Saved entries
+ + + +
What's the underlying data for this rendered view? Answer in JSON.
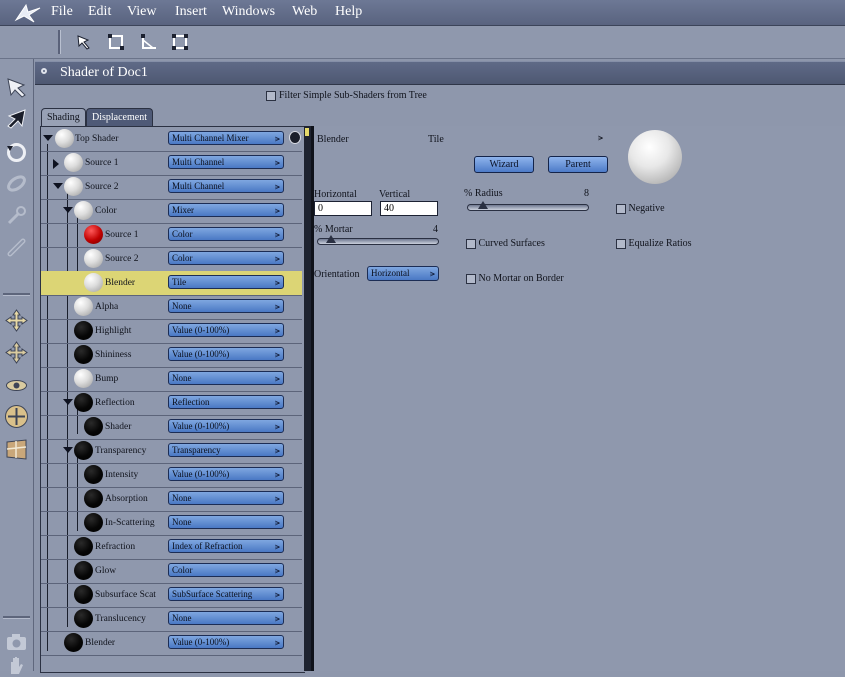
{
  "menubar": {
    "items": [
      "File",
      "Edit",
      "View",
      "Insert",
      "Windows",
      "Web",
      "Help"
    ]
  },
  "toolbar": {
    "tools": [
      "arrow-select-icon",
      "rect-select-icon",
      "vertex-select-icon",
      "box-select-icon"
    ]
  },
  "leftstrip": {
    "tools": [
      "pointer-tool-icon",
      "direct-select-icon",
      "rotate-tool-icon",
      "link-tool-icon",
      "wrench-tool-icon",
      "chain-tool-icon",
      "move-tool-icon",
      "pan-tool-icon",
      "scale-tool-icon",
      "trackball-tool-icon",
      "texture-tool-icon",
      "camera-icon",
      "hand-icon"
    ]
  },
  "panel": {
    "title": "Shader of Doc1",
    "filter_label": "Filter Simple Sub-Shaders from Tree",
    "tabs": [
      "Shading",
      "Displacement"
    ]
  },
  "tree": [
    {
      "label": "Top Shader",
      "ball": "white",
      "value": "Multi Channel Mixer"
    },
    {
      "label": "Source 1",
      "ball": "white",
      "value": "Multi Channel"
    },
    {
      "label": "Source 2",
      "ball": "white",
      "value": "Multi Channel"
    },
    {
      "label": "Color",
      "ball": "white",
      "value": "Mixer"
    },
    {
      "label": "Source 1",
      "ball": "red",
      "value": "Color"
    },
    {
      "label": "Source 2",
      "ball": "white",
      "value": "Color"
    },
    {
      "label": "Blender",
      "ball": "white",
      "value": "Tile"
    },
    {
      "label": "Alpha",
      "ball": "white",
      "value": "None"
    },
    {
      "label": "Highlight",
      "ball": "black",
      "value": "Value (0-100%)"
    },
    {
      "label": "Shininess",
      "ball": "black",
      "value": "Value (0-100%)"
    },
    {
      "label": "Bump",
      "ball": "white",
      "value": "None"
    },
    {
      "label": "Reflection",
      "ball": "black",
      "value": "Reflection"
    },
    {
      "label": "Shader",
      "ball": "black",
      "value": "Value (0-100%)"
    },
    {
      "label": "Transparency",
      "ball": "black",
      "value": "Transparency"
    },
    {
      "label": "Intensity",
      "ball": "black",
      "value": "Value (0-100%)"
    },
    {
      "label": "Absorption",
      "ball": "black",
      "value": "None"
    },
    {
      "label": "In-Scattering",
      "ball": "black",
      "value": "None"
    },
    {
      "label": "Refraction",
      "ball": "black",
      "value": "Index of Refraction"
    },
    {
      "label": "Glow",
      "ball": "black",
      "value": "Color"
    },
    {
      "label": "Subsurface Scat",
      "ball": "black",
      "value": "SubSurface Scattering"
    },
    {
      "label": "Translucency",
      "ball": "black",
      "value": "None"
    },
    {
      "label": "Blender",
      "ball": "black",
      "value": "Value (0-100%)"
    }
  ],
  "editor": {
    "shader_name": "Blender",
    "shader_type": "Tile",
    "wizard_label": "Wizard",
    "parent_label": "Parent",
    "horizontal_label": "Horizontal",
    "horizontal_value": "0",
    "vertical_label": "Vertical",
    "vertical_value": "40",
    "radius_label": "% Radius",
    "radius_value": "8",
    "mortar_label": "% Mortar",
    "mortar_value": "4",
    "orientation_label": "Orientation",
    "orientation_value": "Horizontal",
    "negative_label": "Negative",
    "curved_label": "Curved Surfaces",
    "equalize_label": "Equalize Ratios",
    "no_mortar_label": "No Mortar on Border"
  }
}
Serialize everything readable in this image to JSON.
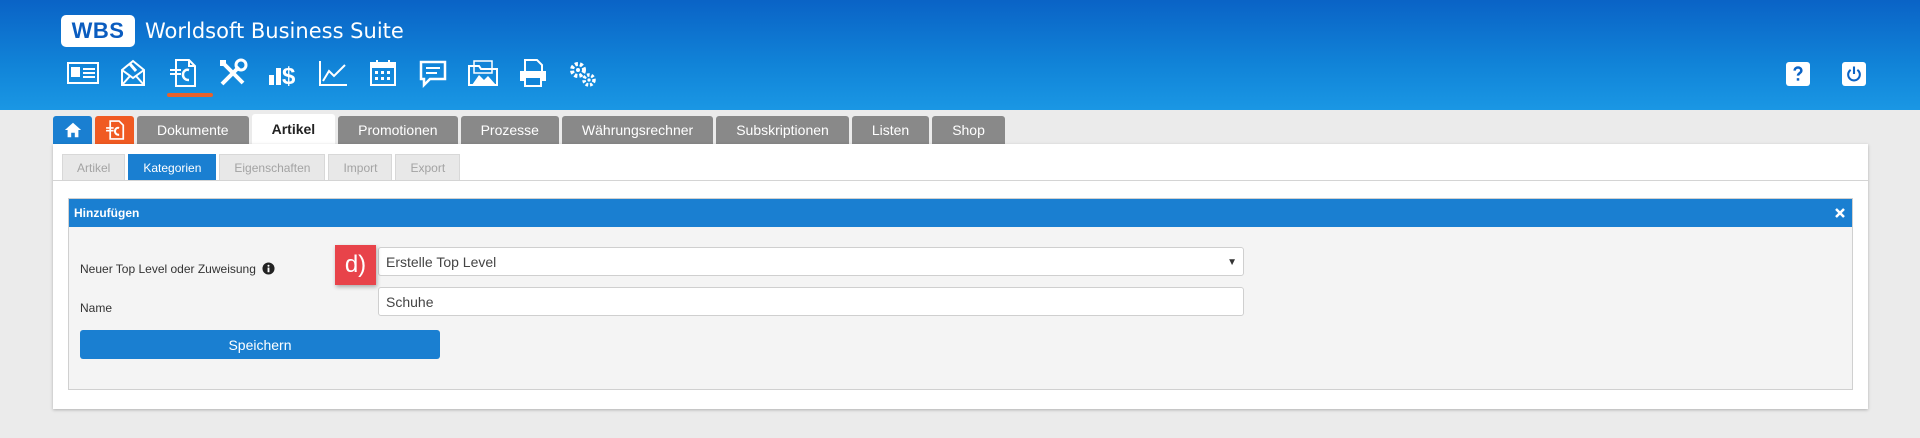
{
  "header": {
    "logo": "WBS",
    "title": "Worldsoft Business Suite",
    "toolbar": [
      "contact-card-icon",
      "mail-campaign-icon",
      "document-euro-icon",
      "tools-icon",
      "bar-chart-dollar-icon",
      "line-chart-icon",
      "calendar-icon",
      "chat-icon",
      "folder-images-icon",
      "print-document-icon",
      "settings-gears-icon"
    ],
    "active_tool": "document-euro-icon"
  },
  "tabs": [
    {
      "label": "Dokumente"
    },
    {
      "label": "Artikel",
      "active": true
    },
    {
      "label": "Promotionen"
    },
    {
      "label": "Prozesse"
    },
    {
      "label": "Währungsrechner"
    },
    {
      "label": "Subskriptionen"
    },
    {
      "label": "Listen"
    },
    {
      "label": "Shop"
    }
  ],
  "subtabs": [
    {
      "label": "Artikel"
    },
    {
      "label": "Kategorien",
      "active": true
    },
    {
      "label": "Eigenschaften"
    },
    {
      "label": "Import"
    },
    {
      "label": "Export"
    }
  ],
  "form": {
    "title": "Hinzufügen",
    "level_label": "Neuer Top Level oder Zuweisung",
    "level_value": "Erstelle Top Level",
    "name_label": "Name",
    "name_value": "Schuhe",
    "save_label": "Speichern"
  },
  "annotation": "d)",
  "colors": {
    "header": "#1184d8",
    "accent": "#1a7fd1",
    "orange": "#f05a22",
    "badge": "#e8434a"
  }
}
+ + + +
EXERCISE DIRECTIONS:
Your copy should match the records word for word, with the pictures removed.

THE OUTPUT:
What's the underlying data for this rendered view? Answer in JSON.
{
  "menubar": {
    "items": [
      "File",
      "Edit",
      "View",
      "Insert",
      "Windows",
      "Web",
      "Help"
    ]
  },
  "toolbar": {
    "tools": [
      "arrow-select-icon",
      "rect-select-icon",
      "vertex-select-icon",
      "box-select-icon"
    ]
  },
  "leftstrip": {
    "tools": [
      "pointer-tool-icon",
      "direct-select-icon",
      "rotate-tool-icon",
      "link-tool-icon",
      "wrench-tool-icon",
      "chain-tool-icon",
      "move-tool-icon",
      "pan-tool-icon",
      "scale-tool-icon",
      "trackball-tool-icon",
      "texture-tool-icon",
      "camera-icon",
      "hand-icon"
    ]
  },
  "panel": {
    "title": "Shader of Doc1",
    "filter_label": "Filter Simple Sub-Shaders from Tree",
    "tabs": [
      "Shading",
      "Displacement"
    ]
  },
  "tree": [
    {
      "label": "Top Shader",
      "ball": "white",
      "value": "Multi Channel Mixer"
    },
    {
      "label": "Source 1",
      "ball": "white",
      "value": "Multi Channel"
    },
    {
      "label": "Source 2",
      "ball": "white",
      "value": "Multi Channel"
    },
    {
      "label": "Color",
      "ball": "white",
      "value": "Mixer"
    },
    {
      "label": "Source 1",
      "ball": "red",
      "value": "Color"
    },
    {
      "label": "Source 2",
      "ball": "white",
      "value": "Color"
    },
    {
      "label": "Blender",
      "ball": "white",
      "value": "Tile"
    },
    {
      "label": "Alpha",
      "ball": "white",
      "value": "None"
    },
    {
      "label": "Highlight",
      "ball": "black",
      "value": "Value (0-100%)"
    },
    {
      "label": "Shininess",
      "ball": "black",
      "value": "Value (0-100%)"
    },
    {
      "label": "Bump",
      "ball": "white",
      "value": "None"
    },
    {
      "label": "Reflection",
      "ball": "black",
      "value": "Reflection"
    },
    {
      "label": "Shader",
      "ball": "black",
      "value": "Value (0-100%)"
    },
    {
      "label": "Transparency",
      "ball": "black",
      "value": "Transparency"
    },
    {
      "label": "Intensity",
      "ball": "black",
      "value": "Value (0-100%)"
    },
    {
      "label": "Absorption",
      "ball": "black",
      "value": "None"
    },
    {
      "label": "In-Scattering",
      "ball": "black",
      "value": "None"
    },
    {
      "label": "Refraction",
      "ball": "black",
      "value": "Index of Refraction"
    },
    {
      "label": "Glow",
      "ball": "black",
      "value": "Color"
    },
    {
      "label": "Subsurface Scat",
      "ball": "black",
      "value": "SubSurface Scattering"
    },
    {
      "label": "Translucency",
      "ball": "black",
      "value": "None"
    },
    {
      "label": "Blender",
      "ball": "black",
      "value": "Value (0-100%)"
    }
  ],
  "editor": {
    "shader_name": "Blender",
    "shader_type": "Tile",
    "wizard_label": "Wizard",
    "parent_label": "Parent",
    "horizontal_label": "Horizontal",
    "horizontal_value": "0",
    "vertical_label": "Vertical",
    "vertical_value": "40",
    "radius_label": "% Radius",
    "radius_value": "8",
    "mortar_label": "% Mortar",
    "mortar_value": "4",
    "orientation_label": "Orientation",
    "orientation_value": "Horizontal",
    "negative_label": "Negative",
    "curved_label": "Curved Surfaces",
    "equalize_label": "Equalize Ratios",
    "no_mortar_label": "No Mortar on Border"
  }
}
Serialize everything readable in this image to JSON.
{
  "header": {
    "logo": "WBS",
    "title": "Worldsoft Business Suite",
    "toolbar": [
      "contact-card-icon",
      "mail-campaign-icon",
      "document-euro-icon",
      "tools-icon",
      "bar-chart-dollar-icon",
      "line-chart-icon",
      "calendar-icon",
      "chat-icon",
      "folder-images-icon",
      "print-document-icon",
      "settings-gears-icon"
    ],
    "active_tool": "document-euro-icon"
  },
  "tabs": [
    {
      "label": "Dokumente"
    },
    {
      "label": "Artikel",
      "active": true
    },
    {
      "label": "Promotionen"
    },
    {
      "label": "Prozesse"
    },
    {
      "label": "Währungsrechner"
    },
    {
      "label": "Subskriptionen"
    },
    {
      "label": "Listen"
    },
    {
      "label": "Shop"
    }
  ],
  "subtabs": [
    {
      "label": "Artikel"
    },
    {
      "label": "Kategorien",
      "active": true
    },
    {
      "label": "Eigenschaften"
    },
    {
      "label": "Import"
    },
    {
      "label": "Export"
    }
  ],
  "form": {
    "title": "Hinzufügen",
    "level_label": "Neuer Top Level oder Zuweisung",
    "level_value": "Erstelle Top Level",
    "name_label": "Name",
    "name_value": "Schuhe",
    "save_label": "Speichern"
  },
  "annotation": "d)",
  "colors": {
    "header": "#1184d8",
    "accent": "#1a7fd1",
    "orange": "#f05a22",
    "badge": "#e8434a"
  }
}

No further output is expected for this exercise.